> Task goal:
On the basis of the records below, report how many lines contain the word "Patients". Nothing else should be given.

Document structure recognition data
>>>>
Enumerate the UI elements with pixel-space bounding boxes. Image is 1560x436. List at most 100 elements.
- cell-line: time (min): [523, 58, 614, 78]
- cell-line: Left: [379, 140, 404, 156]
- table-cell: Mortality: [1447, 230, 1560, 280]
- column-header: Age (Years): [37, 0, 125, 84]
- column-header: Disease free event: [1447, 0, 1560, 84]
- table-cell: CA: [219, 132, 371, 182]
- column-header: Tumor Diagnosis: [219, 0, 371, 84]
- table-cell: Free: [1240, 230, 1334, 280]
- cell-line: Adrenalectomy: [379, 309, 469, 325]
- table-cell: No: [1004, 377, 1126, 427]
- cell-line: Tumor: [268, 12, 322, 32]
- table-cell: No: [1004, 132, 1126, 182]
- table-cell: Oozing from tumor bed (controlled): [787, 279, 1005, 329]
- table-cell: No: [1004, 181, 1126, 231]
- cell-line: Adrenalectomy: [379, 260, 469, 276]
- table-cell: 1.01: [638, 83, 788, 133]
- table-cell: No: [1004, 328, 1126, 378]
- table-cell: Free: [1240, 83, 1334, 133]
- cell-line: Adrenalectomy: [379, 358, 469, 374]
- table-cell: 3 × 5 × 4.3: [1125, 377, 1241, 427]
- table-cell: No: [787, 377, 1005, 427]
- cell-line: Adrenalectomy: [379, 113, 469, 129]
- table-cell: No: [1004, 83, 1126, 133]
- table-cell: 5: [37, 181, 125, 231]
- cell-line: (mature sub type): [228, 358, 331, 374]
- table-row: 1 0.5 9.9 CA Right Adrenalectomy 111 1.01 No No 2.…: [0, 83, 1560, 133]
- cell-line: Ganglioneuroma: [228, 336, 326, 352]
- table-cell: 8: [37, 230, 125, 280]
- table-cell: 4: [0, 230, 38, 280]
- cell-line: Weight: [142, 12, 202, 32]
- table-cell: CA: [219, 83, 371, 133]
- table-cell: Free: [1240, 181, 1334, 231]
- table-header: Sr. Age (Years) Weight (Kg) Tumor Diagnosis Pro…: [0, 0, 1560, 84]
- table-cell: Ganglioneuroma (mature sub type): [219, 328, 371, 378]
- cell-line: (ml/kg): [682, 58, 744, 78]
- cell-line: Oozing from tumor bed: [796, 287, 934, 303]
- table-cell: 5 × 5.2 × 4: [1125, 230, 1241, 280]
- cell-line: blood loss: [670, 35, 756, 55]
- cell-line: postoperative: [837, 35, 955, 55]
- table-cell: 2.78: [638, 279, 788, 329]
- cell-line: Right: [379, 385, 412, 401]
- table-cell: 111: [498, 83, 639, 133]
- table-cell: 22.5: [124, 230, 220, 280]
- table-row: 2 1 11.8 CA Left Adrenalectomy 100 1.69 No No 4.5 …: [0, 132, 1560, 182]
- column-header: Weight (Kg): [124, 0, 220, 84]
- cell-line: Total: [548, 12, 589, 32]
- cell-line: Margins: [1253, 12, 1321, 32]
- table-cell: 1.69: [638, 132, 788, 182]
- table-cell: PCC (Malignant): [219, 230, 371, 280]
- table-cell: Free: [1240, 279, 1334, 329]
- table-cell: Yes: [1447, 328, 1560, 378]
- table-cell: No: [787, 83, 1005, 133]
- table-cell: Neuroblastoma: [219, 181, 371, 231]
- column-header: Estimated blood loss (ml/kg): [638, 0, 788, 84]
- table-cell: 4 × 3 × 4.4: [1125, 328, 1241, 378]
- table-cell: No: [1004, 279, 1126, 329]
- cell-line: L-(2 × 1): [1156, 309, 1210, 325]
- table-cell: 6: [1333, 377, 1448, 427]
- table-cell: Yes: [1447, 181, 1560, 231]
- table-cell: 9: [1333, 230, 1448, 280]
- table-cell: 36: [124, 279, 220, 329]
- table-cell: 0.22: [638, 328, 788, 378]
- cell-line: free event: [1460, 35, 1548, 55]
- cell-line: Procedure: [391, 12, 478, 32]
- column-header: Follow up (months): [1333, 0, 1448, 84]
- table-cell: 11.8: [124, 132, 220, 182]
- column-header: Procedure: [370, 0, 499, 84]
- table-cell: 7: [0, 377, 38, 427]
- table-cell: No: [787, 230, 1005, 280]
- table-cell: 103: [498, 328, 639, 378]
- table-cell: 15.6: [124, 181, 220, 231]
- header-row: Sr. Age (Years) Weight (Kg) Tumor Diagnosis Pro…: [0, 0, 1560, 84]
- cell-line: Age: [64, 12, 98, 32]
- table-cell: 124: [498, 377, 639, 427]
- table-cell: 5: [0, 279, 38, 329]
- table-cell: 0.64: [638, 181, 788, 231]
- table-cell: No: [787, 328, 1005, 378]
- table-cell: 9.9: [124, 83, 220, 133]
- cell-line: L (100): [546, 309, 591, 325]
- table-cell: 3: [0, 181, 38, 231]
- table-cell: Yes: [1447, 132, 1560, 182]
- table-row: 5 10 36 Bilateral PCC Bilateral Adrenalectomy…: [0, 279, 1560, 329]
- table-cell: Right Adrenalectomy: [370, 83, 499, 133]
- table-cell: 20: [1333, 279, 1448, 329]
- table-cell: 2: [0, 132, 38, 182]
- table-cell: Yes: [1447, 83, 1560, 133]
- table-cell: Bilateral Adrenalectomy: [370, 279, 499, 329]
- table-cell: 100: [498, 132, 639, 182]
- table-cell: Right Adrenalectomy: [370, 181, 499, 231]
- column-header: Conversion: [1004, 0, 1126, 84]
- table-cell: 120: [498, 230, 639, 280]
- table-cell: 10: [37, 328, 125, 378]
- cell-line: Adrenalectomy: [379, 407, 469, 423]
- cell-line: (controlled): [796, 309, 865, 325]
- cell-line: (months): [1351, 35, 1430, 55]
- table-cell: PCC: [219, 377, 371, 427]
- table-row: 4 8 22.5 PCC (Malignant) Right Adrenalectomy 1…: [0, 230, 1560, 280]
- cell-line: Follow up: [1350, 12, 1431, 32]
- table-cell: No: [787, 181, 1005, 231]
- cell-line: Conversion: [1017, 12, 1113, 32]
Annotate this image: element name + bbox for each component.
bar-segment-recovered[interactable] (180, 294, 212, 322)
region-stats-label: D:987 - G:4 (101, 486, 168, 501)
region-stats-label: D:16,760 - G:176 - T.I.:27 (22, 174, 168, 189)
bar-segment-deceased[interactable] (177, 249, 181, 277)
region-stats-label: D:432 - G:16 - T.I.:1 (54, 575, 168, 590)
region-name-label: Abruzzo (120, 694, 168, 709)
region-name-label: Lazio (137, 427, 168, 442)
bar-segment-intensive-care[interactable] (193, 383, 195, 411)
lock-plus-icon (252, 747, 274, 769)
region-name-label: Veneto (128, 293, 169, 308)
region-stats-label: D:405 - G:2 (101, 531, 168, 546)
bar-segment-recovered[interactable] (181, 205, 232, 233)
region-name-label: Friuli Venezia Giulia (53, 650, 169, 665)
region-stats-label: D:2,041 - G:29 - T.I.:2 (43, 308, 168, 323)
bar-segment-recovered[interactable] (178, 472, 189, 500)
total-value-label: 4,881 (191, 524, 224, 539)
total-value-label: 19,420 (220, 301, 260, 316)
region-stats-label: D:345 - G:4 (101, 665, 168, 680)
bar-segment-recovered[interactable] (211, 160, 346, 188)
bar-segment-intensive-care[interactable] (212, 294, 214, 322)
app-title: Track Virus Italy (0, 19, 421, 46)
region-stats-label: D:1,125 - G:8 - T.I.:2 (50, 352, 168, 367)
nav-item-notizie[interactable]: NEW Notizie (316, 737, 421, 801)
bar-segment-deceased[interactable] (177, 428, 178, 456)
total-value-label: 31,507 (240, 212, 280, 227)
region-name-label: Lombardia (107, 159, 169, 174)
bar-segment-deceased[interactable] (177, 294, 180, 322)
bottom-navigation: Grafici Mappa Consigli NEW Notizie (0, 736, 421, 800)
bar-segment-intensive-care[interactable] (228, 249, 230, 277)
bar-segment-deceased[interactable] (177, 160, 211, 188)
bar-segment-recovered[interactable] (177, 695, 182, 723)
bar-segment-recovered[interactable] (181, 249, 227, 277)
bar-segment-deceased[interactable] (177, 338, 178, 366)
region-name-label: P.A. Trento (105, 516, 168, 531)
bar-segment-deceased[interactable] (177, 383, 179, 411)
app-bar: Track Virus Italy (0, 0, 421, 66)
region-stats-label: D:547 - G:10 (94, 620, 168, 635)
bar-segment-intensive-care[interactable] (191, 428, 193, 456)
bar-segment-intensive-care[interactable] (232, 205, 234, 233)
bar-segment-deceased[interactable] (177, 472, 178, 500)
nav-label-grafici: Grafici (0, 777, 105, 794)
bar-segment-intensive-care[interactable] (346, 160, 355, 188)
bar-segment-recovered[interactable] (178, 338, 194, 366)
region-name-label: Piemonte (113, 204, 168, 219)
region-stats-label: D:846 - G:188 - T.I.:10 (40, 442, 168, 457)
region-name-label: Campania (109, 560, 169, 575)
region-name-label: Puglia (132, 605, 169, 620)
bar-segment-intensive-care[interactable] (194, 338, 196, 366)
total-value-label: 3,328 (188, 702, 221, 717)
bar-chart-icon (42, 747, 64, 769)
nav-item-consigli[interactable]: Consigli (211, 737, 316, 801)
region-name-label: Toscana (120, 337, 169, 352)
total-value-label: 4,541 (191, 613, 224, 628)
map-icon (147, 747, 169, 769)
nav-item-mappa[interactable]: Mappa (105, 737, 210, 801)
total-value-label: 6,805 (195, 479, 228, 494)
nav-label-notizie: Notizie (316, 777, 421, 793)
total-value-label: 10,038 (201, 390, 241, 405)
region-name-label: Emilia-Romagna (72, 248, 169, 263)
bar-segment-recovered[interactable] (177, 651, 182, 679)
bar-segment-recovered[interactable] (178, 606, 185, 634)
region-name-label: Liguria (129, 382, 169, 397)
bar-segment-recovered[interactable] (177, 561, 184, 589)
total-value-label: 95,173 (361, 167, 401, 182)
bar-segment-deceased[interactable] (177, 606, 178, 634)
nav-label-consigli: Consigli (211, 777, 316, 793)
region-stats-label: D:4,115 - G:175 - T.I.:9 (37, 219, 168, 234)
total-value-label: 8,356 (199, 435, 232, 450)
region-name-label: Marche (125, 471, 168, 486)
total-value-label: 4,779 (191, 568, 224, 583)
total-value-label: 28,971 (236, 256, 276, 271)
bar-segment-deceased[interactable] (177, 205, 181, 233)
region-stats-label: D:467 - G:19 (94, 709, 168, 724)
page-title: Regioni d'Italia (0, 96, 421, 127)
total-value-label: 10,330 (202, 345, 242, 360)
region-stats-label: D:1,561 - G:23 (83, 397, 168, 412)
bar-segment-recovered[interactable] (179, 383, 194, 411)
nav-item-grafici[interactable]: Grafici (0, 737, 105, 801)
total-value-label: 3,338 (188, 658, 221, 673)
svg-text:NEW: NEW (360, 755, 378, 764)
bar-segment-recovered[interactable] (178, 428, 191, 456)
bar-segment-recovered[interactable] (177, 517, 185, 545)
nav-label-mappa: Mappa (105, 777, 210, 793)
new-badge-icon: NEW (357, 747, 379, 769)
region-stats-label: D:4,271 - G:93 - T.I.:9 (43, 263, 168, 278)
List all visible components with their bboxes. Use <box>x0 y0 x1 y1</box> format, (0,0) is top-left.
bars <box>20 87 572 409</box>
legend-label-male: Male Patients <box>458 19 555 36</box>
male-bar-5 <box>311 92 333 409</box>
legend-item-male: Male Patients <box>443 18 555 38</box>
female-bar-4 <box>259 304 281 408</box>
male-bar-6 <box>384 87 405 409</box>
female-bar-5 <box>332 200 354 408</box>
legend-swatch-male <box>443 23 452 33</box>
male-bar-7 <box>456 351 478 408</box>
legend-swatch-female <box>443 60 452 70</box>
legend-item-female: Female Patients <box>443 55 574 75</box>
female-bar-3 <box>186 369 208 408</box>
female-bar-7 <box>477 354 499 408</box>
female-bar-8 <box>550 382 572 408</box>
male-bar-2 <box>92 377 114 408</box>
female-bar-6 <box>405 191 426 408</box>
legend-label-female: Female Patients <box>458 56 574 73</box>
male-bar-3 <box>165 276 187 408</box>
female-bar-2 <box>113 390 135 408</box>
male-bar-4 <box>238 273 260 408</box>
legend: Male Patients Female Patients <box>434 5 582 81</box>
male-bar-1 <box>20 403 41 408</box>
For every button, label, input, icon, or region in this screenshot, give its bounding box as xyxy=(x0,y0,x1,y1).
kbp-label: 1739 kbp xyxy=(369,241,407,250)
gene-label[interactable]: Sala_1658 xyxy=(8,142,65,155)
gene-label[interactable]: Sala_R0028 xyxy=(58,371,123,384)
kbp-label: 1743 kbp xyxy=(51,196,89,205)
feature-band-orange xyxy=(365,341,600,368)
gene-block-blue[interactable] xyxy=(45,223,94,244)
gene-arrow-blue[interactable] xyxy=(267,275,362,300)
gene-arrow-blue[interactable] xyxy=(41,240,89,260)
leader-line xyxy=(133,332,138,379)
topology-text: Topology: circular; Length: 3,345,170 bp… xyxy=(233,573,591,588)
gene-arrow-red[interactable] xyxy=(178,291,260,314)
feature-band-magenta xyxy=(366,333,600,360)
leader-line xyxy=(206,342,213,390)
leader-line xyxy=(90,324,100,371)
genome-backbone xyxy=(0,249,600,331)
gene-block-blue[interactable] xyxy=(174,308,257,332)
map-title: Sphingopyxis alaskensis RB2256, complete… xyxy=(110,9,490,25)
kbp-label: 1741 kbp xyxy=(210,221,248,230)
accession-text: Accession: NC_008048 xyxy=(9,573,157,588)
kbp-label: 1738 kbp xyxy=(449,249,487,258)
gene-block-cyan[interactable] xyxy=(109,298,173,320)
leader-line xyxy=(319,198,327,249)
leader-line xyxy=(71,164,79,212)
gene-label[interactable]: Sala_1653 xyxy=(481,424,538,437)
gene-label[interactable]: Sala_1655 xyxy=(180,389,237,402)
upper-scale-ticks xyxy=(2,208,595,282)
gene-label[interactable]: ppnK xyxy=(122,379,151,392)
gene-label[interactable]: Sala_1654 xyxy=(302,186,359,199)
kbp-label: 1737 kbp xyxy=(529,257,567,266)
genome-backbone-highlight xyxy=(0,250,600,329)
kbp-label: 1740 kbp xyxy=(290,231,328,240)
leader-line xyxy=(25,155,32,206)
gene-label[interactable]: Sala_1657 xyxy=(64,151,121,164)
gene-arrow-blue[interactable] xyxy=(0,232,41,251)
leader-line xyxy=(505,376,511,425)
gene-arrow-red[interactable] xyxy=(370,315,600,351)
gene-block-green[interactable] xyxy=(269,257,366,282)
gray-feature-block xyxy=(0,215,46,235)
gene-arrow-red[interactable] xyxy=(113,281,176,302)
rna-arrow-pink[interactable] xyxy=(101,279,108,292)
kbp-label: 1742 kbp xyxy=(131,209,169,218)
<<<<
> Output for this exercise:
5